--- start ---

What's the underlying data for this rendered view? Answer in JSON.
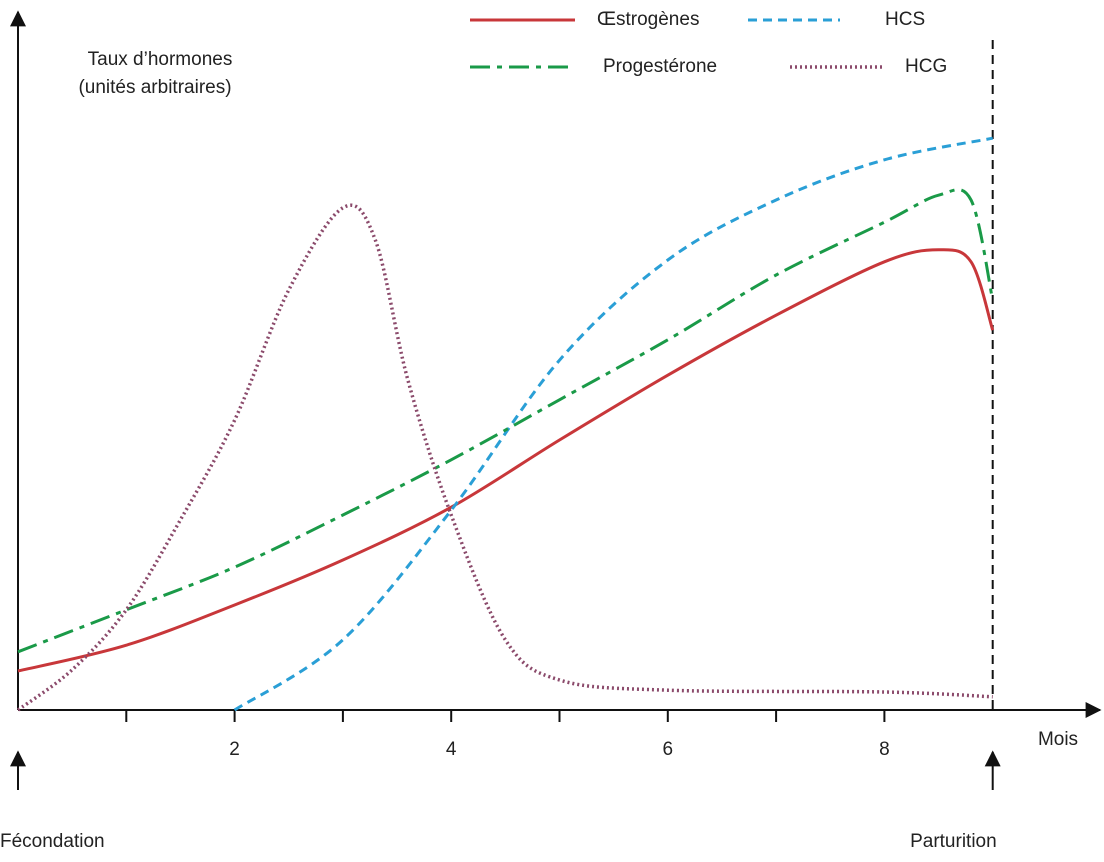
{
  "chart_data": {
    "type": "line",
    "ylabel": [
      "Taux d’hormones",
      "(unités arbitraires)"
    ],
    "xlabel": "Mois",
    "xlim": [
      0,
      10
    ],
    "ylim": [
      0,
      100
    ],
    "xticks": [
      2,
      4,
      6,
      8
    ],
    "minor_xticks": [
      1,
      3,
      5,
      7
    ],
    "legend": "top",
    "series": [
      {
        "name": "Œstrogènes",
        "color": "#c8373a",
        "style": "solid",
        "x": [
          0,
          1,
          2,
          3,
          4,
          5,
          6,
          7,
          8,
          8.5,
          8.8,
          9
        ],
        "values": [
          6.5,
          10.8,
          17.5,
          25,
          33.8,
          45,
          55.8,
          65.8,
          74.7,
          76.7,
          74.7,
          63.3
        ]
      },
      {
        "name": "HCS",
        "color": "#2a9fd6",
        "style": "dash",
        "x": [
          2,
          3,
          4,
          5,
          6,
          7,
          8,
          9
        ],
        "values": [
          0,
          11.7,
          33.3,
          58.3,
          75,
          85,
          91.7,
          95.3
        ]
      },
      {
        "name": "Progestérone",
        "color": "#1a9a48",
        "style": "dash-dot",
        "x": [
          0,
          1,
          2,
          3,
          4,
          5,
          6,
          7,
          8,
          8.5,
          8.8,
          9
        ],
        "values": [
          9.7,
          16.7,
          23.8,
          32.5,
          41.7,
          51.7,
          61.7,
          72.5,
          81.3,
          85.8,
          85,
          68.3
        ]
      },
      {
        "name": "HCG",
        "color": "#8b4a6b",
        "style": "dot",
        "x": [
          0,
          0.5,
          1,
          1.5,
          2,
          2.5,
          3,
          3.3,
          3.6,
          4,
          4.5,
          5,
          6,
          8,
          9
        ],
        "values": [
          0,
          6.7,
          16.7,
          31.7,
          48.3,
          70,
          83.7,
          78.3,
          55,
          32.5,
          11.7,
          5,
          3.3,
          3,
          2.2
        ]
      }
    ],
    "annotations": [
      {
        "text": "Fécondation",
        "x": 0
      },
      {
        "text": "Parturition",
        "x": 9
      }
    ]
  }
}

--- end ---

### Given exercise:
Count the lines in the records above that contain the word "style", and give only the number.

### Answer in full:
4